AIM: Reproduce the records below in full and exactly, without their images.

(Dataset records)

══════════════════════════════

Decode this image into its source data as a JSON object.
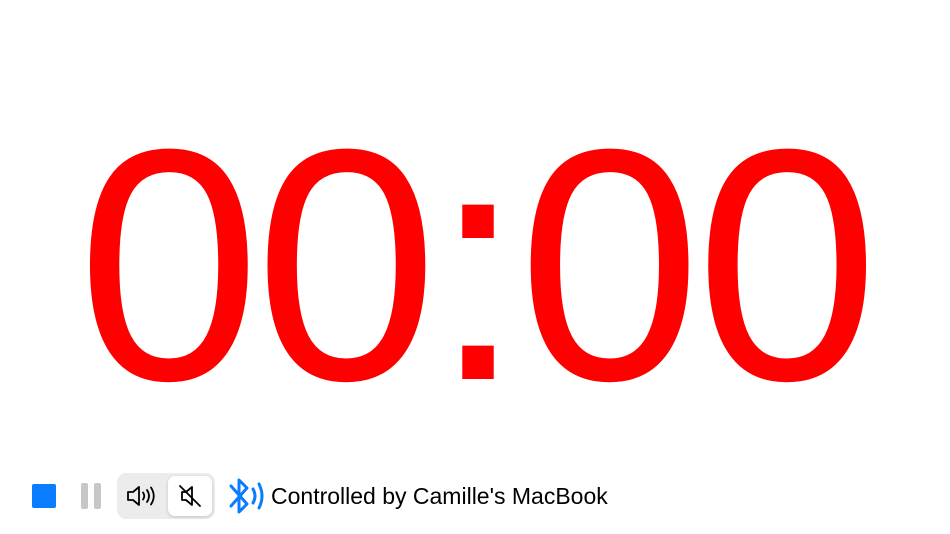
{
  "timer": {
    "display": "00:00",
    "color": "#ff0000"
  },
  "controls": {
    "stop_icon": "stop-square-icon",
    "pause_icon": "pause-icon",
    "sound_on_icon": "speaker-wave-icon",
    "sound_off_icon": "speaker-muted-icon",
    "sound_selected": "muted",
    "connection_icon": "bluetooth-icon",
    "status_text": "Controlled by Camille's MacBook",
    "accent_color": "#0a7cff",
    "disabled_color": "#c7c7c7"
  }
}
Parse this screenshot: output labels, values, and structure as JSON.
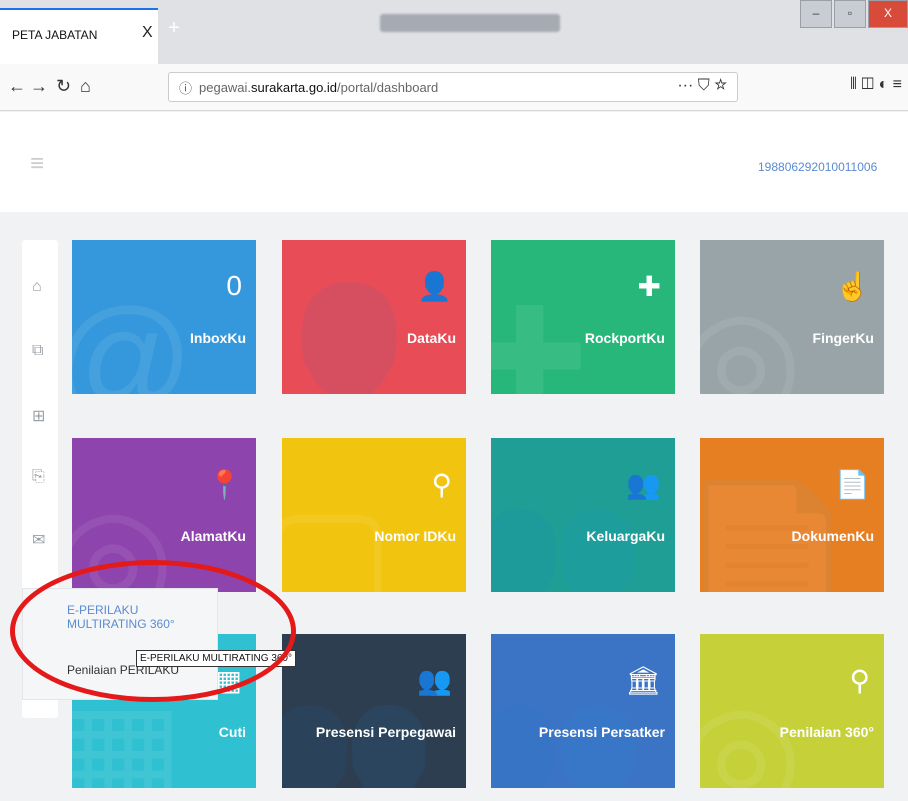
{
  "browser": {
    "tab_title": "PETA JABATAN",
    "tab_close": "X",
    "new_tab": "+",
    "url_info_icon": "ⓘ",
    "url_prefix": "pegawai.",
    "url_domain": "surakarta.go.id",
    "url_path": "/portal/dashboard",
    "url_actions": "··· ⛉ ☆",
    "toolbar_icons": "⫴ ◫ ◐ ≡",
    "window_min": "–",
    "window_max": "▫",
    "window_close": "X"
  },
  "header": {
    "menu_icon": "≡",
    "user_id": "198806292010011006"
  },
  "sidebar": {
    "icons": [
      "home-icon",
      "layers-icon",
      "medical-kit-icon",
      "documents-icon",
      "mail-icon",
      "database-icon",
      "document-icon"
    ]
  },
  "popup": {
    "items": [
      "E-PERILAKU MULTIRATING 360°",
      "Penilaian PERILAKU"
    ],
    "tooltip": "E-PERILAKU MULTIRATING 360°"
  },
  "tiles": [
    {
      "label": "InboxKu",
      "icon": "0",
      "bg_icon": "@",
      "color": "#3698dc"
    },
    {
      "label": "DataKu",
      "icon": "👤",
      "bg_icon": "👤",
      "color": "#e74c57"
    },
    {
      "label": "RockportKu",
      "icon": "✚",
      "bg_icon": "✚",
      "color": "#27b77a"
    },
    {
      "label": "FingerKu",
      "icon": "☝",
      "bg_icon": "◎",
      "color": "#98a4a8"
    },
    {
      "label": "AlamatKu",
      "icon": "📍",
      "bg_icon": "◎",
      "color": "#8e44ad"
    },
    {
      "label": "Nomor IDKu",
      "icon": "⚲",
      "bg_icon": "▢",
      "color": "#f1c40f"
    },
    {
      "label": "KeluargaKu",
      "icon": "👥",
      "bg_icon": "👥",
      "color": "#1e9e95"
    },
    {
      "label": "DokumenKu",
      "icon": "📄",
      "bg_icon": "📄",
      "color": "#e67e22"
    },
    {
      "label": "Cuti",
      "icon": "▦",
      "bg_icon": "▦",
      "color": "#2fc0d1"
    },
    {
      "label": "Presensi Perpegawai",
      "icon": "👥",
      "bg_icon": "👥",
      "color": "#2c3e50"
    },
    {
      "label": "Presensi Persatker",
      "icon": "🏛",
      "bg_icon": "👥",
      "color": "#3b74c4"
    },
    {
      "label": "Penilaian 360°",
      "icon": "⚲",
      "bg_icon": "◎",
      "color": "#c6d13a"
    }
  ]
}
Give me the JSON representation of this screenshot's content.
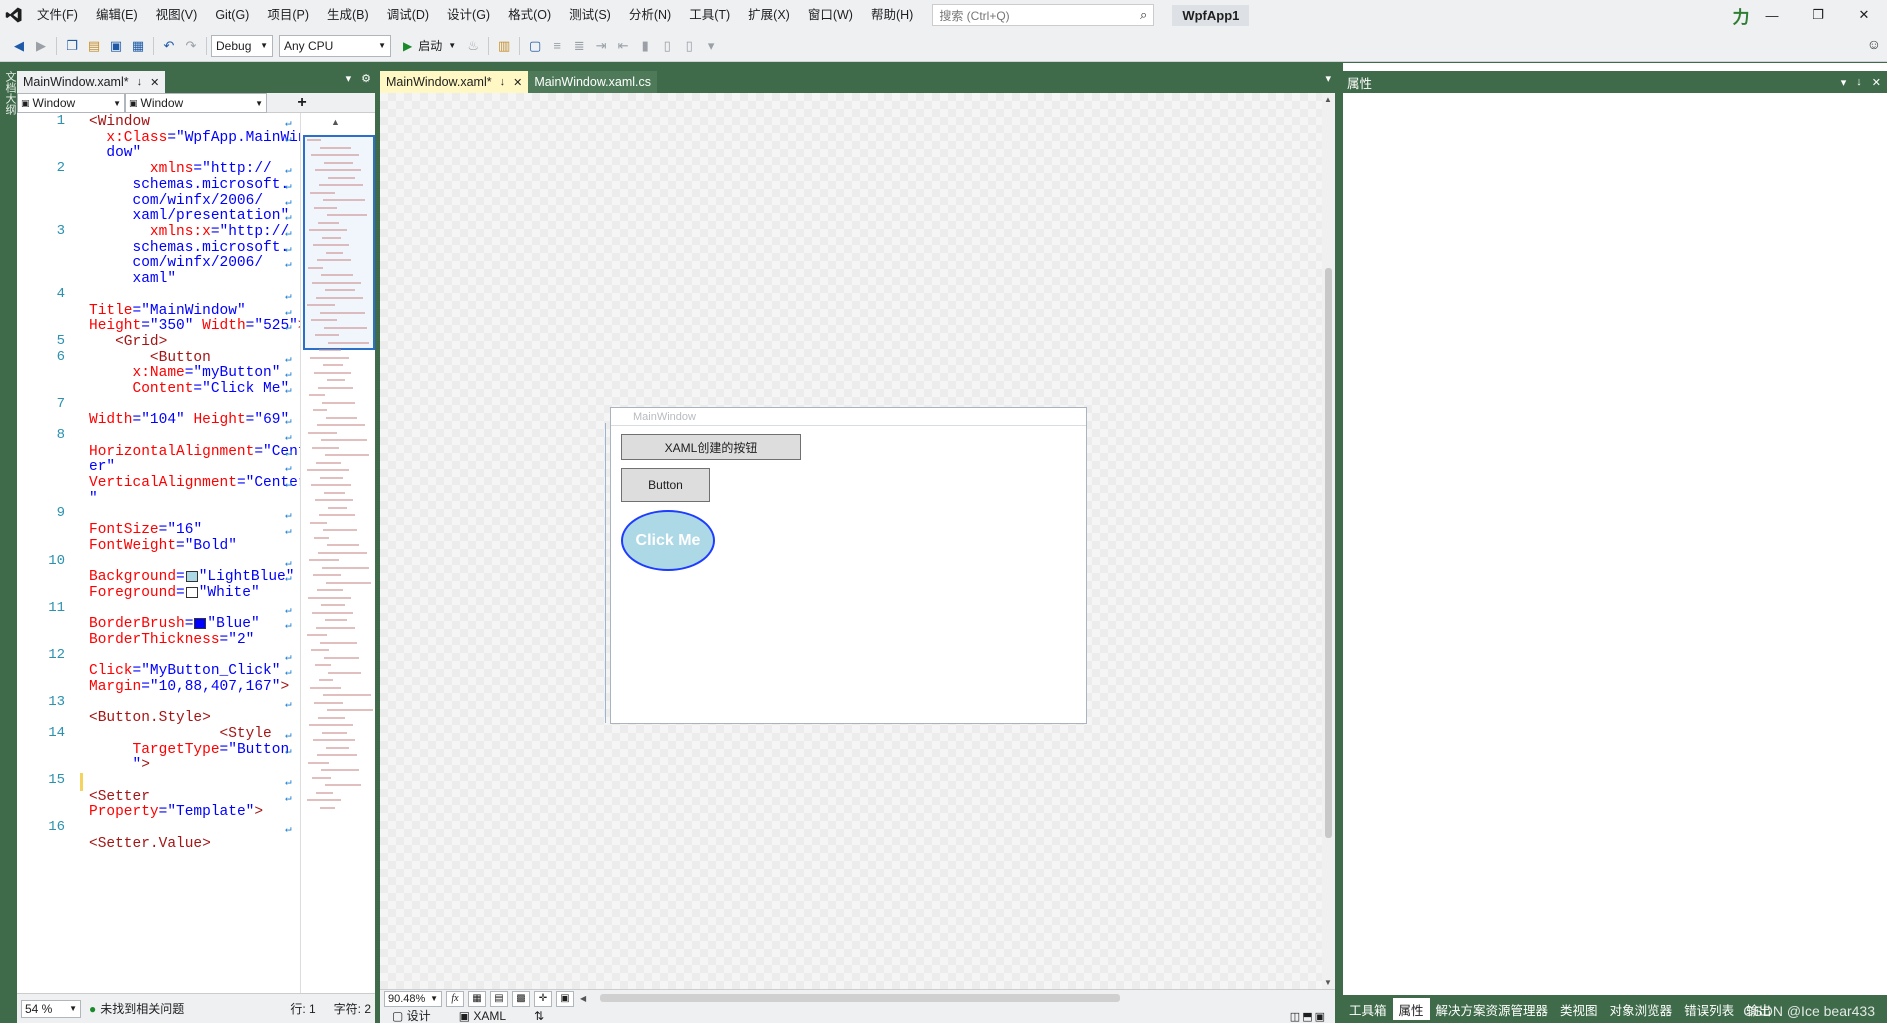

══════════════════════════════

WRITTEN RESPONSE:
Decode this image into its source data as a JSON object.
{
  "timer": {
    "display": "00:00",
    "color": "#ff0000"
  },
  "controls": {
    "stop_icon": "stop-square-icon",
    "pause_icon": "pause-icon",
    "sound_on_icon": "speaker-wave-icon",
    "sound_off_icon": "speaker-muted-icon",
    "sound_selected": "muted",
    "connection_icon": "bluetooth-icon",
    "status_text": "Controlled by Camille's MacBook",
    "accent_color": "#0a7cff",
    "disabled_color": "#c7c7c7"
  }
}
Parse this screenshot: output labels, values, and structure as JSON.
{
  "browser": {
    "tab_title": "PETA JABATAN",
    "tab_close": "X",
    "new_tab": "+",
    "url_info_icon": "ⓘ",
    "url_prefix": "pegawai.",
    "url_domain": "surakarta.go.id",
    "url_path": "/portal/dashboard",
    "url_actions": "··· ⛉ ☆",
    "toolbar_icons": "⫴ ◫ ◐ ≡",
    "window_min": "–",
    "window_max": "▫",
    "window_close": "X"
  },
  "header": {
    "menu_icon": "≡",
    "user_id": "198806292010011006"
  },
  "sidebar": {
    "icons": [
      "home-icon",
      "layers-icon",
      "medical-kit-icon",
      "documents-icon",
      "mail-icon",
      "database-icon",
      "document-icon"
    ]
  },
  "popup": {
    "items": [
      "E-PERILAKU MULTIRATING 360°",
      "Penilaian PERILAKU"
    ],
    "tooltip": "E-PERILAKU MULTIRATING 360°"
  },
  "tiles": [
    {
      "label": "InboxKu",
      "icon": "0",
      "bg_icon": "@",
      "color": "#3698dc"
    },
    {
      "label": "DataKu",
      "icon": "👤",
      "bg_icon": "👤",
      "color": "#e74c57"
    },
    {
      "label": "RockportKu",
      "icon": "✚",
      "bg_icon": "✚",
      "color": "#27b77a"
    },
    {
      "label": "FingerKu",
      "icon": "☝",
      "bg_icon": "◎",
      "color": "#98a4a8"
    },
    {
      "label": "AlamatKu",
      "icon": "📍",
      "bg_icon": "◎",
      "color": "#8e44ad"
    },
    {
      "label": "Nomor IDKu",
      "icon": "⚲",
      "bg_icon": "▢",
      "color": "#f1c40f"
    },
    {
      "label": "KeluargaKu",
      "icon": "👥",
      "bg_icon": "👥",
      "color": "#1e9e95"
    },
    {
      "label": "DokumenKu",
      "icon": "📄",
      "bg_icon": "📄",
      "color": "#e67e22"
    },
    {
      "label": "Cuti",
      "icon": "▦",
      "bg_icon": "▦",
      "color": "#2fc0d1"
    },
    {
      "label": "Presensi Perpegawai",
      "icon": "👥",
      "bg_icon": "👥",
      "color": "#2c3e50"
    },
    {
      "label": "Presensi Persatker",
      "icon": "🏛",
      "bg_icon": "👥",
      "color": "#3b74c4"
    },
    {
      "label": "Penilaian 360°",
      "icon": "⚲",
      "bg_icon": "◎",
      "color": "#c6d13a"
    }
  ]
}
Give me the JSON representation of this screenshot's content.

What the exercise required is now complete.